(Excerpt from a dataset)
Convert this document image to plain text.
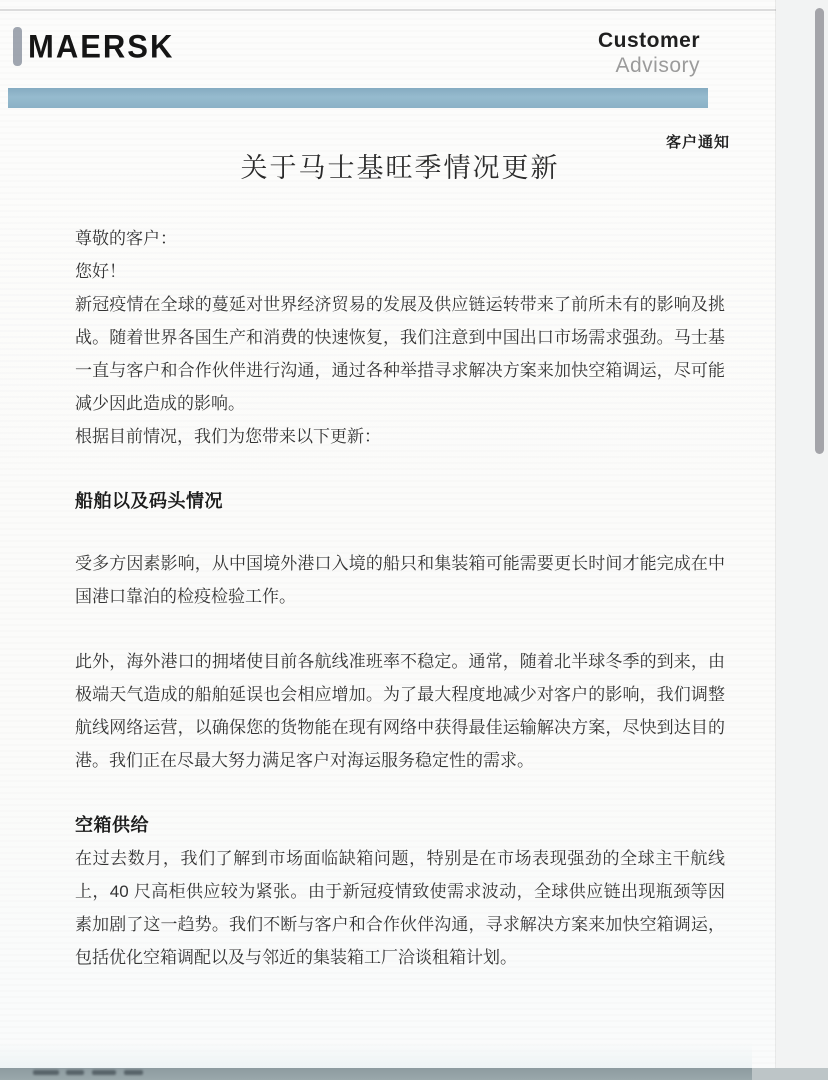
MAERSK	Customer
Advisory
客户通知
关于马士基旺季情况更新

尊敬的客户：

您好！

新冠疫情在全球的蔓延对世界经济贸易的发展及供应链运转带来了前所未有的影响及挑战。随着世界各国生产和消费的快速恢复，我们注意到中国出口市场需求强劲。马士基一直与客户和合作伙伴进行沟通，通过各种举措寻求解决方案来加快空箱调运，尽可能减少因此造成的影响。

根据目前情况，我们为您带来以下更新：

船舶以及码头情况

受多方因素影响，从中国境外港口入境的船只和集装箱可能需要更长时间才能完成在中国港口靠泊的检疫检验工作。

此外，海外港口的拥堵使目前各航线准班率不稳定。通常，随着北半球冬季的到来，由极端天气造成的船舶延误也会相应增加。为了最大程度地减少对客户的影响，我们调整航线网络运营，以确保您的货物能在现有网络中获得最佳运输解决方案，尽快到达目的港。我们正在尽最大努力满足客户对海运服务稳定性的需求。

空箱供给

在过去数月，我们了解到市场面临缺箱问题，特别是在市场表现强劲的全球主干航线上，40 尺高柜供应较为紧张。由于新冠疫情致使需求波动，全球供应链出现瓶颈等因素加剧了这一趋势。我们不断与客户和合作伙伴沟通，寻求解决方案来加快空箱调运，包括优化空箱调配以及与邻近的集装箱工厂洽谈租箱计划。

==

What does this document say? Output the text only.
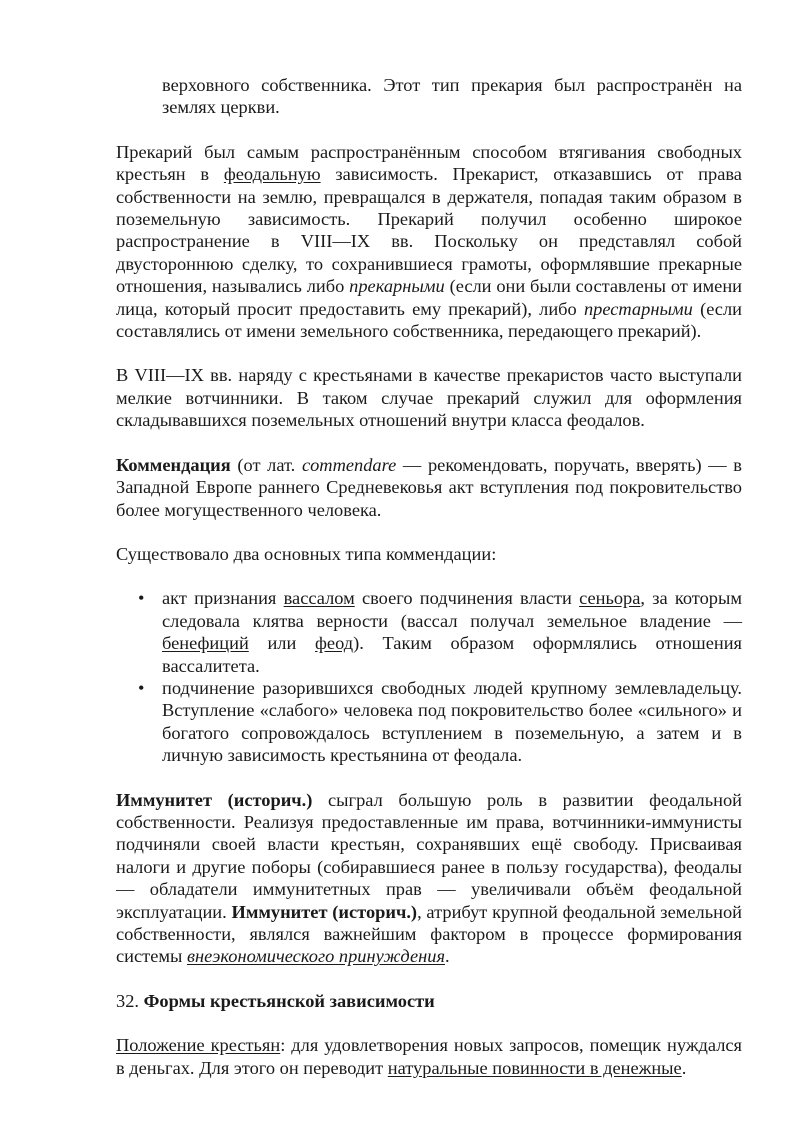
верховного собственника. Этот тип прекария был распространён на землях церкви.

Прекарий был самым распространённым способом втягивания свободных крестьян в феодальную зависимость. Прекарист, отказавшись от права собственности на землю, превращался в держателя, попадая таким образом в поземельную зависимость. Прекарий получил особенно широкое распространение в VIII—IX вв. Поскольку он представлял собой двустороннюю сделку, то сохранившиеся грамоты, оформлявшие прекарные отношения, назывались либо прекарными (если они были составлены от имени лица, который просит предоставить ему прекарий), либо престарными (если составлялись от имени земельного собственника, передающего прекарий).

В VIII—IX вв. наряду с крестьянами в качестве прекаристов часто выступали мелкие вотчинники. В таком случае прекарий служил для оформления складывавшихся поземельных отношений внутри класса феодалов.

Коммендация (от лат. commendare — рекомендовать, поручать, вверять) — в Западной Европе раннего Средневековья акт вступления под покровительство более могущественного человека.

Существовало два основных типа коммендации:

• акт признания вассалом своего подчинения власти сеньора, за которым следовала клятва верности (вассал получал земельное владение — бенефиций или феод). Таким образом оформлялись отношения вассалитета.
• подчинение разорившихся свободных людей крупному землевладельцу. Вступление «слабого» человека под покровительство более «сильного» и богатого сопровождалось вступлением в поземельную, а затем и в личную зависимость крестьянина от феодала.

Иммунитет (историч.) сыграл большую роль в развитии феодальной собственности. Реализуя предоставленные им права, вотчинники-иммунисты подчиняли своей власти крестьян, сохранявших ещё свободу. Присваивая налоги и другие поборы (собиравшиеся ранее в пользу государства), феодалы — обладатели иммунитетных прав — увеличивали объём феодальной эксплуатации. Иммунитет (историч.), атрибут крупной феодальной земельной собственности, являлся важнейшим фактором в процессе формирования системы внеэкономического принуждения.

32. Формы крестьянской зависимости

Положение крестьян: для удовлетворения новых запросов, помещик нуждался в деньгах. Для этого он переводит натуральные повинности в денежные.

* * *

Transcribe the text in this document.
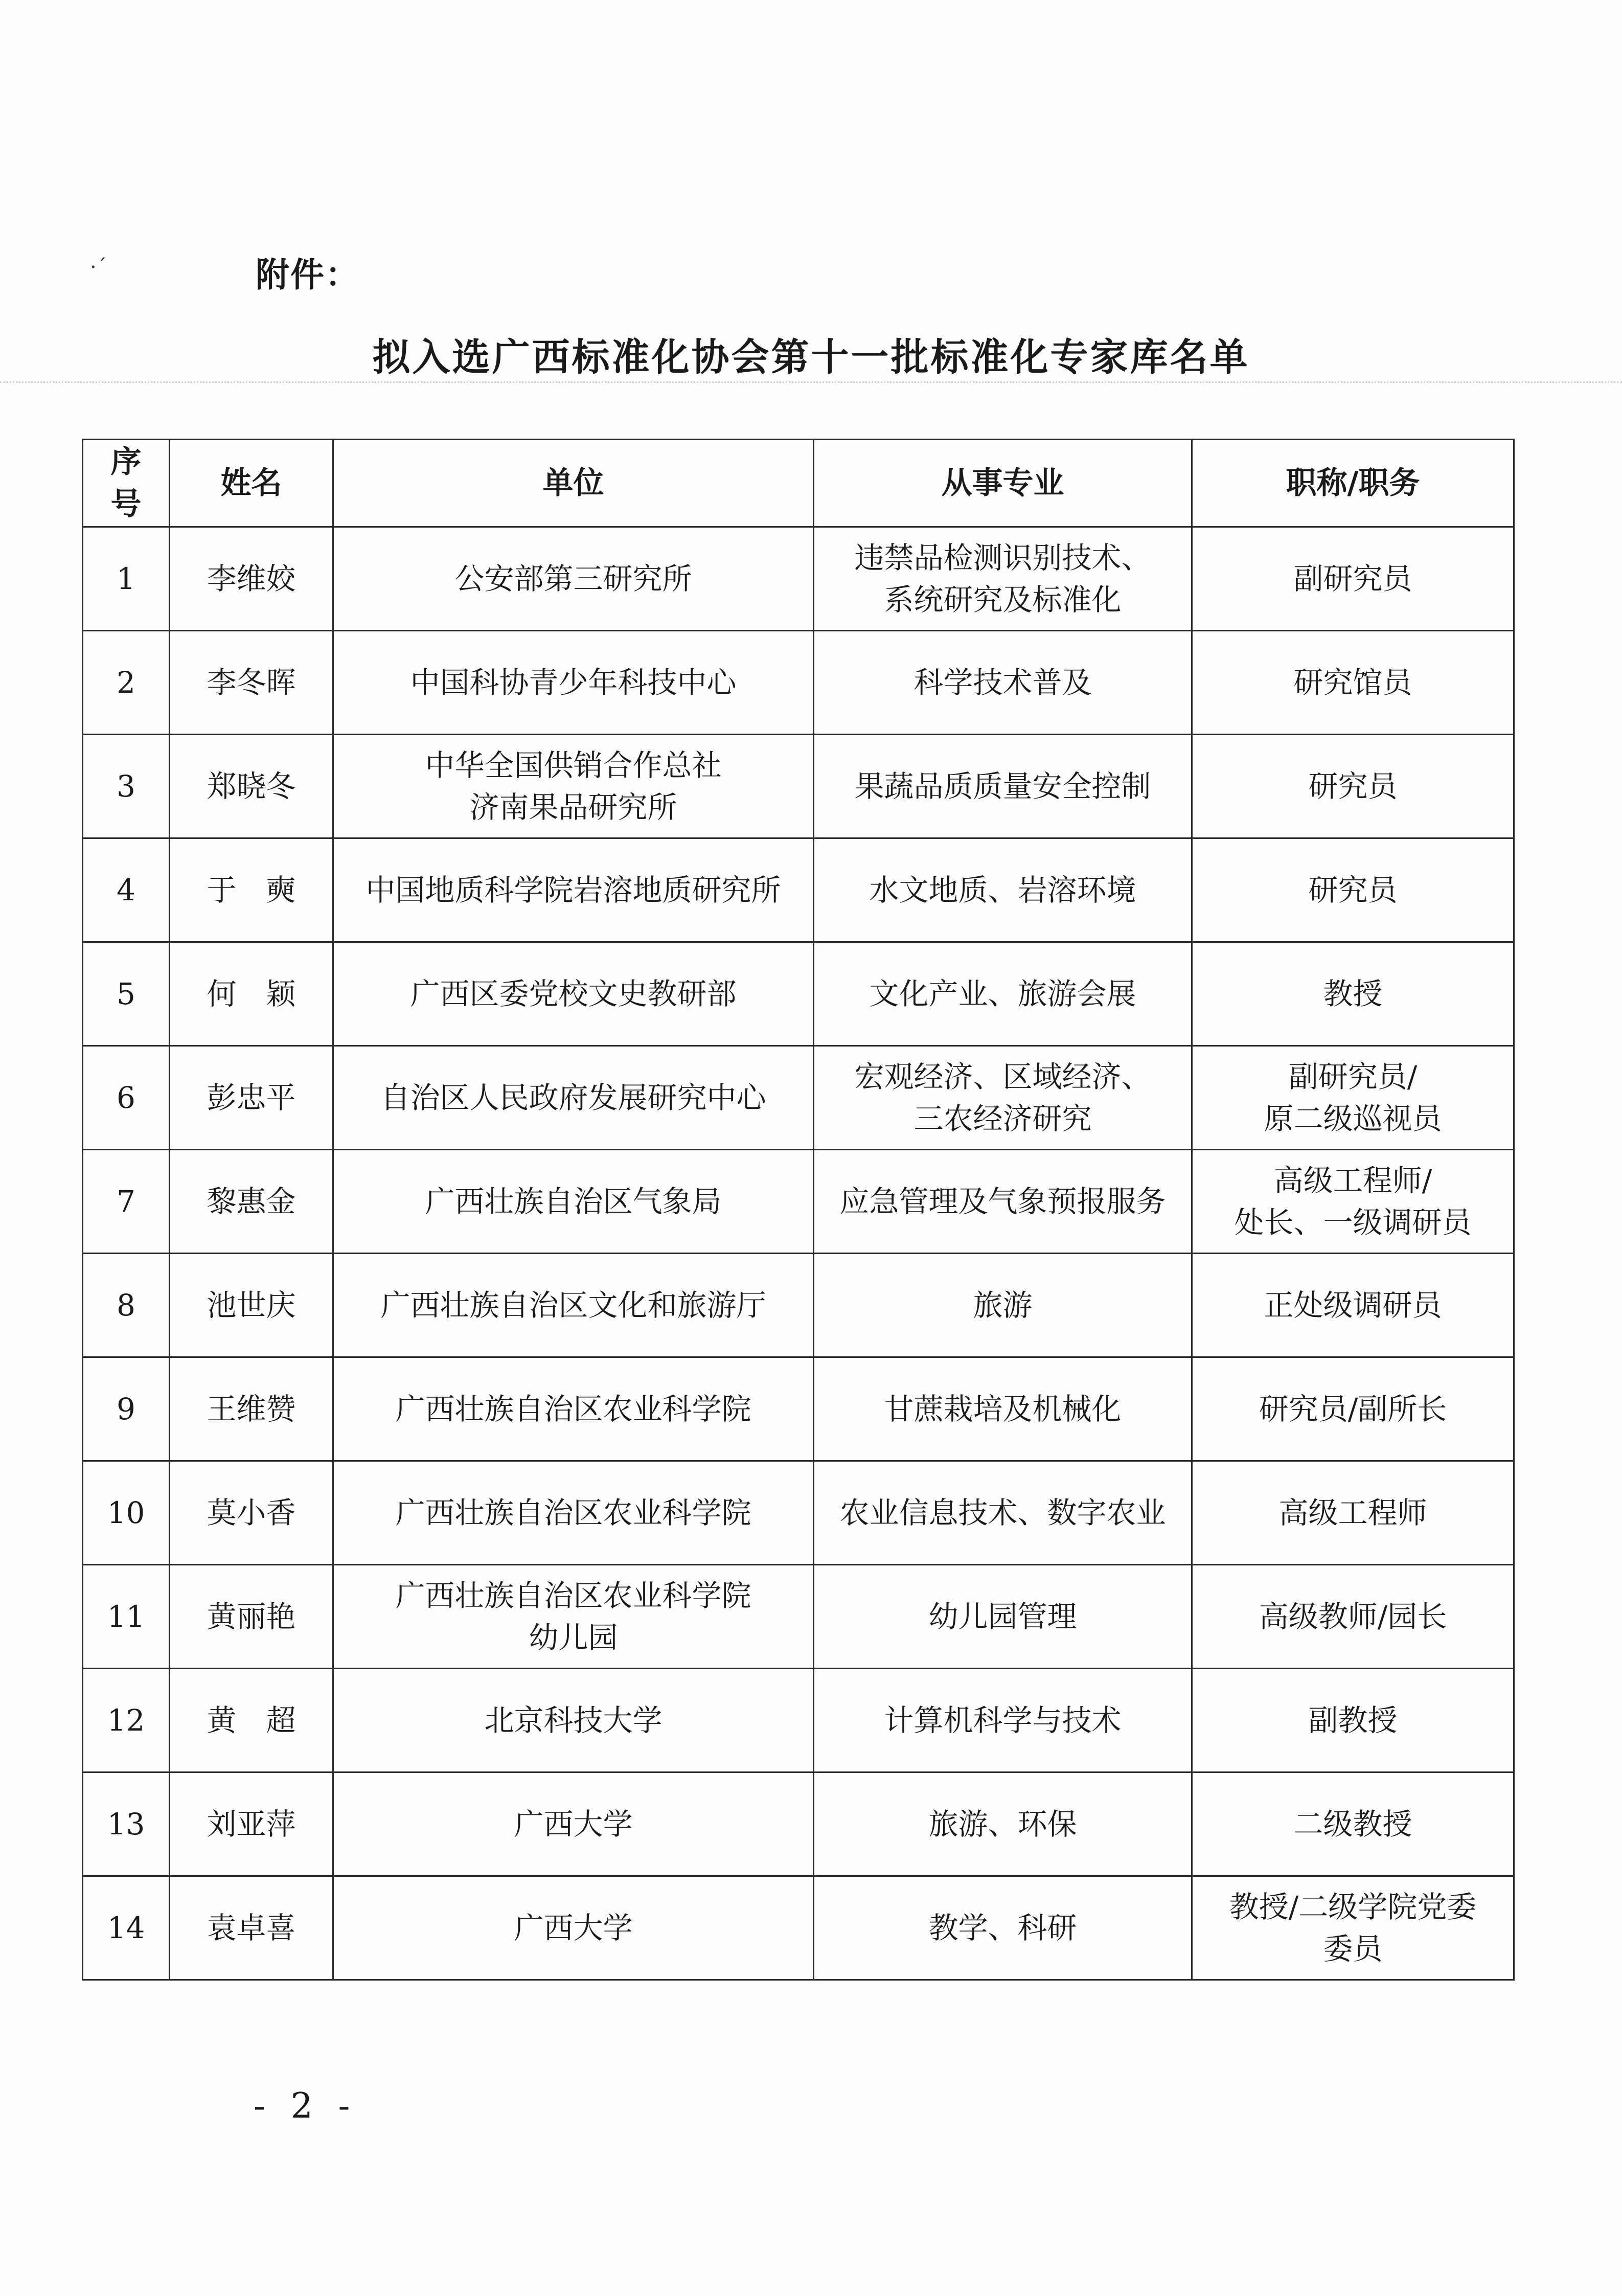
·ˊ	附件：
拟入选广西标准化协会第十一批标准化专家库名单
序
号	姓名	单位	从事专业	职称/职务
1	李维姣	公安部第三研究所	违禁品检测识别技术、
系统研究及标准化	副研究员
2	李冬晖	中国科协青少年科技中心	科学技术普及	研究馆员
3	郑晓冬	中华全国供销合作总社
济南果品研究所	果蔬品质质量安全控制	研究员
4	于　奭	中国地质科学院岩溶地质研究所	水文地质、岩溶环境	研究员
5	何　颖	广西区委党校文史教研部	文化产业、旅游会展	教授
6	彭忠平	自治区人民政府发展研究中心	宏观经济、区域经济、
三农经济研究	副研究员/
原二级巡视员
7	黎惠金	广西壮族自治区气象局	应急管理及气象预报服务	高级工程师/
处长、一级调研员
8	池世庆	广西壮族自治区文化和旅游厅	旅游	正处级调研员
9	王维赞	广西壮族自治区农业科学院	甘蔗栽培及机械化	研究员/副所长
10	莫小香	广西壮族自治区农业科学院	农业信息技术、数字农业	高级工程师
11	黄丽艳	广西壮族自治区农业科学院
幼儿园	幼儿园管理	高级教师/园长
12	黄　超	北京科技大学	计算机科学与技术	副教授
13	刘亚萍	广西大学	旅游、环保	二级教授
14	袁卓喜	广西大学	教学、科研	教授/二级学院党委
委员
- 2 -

THE REQUEST
Each line with the string "document" in it needs to be found and copied.

FULL OUTPUT
Convert this document image to plain text.
What does this document say? Output the text only.
Transcribe the text in this document.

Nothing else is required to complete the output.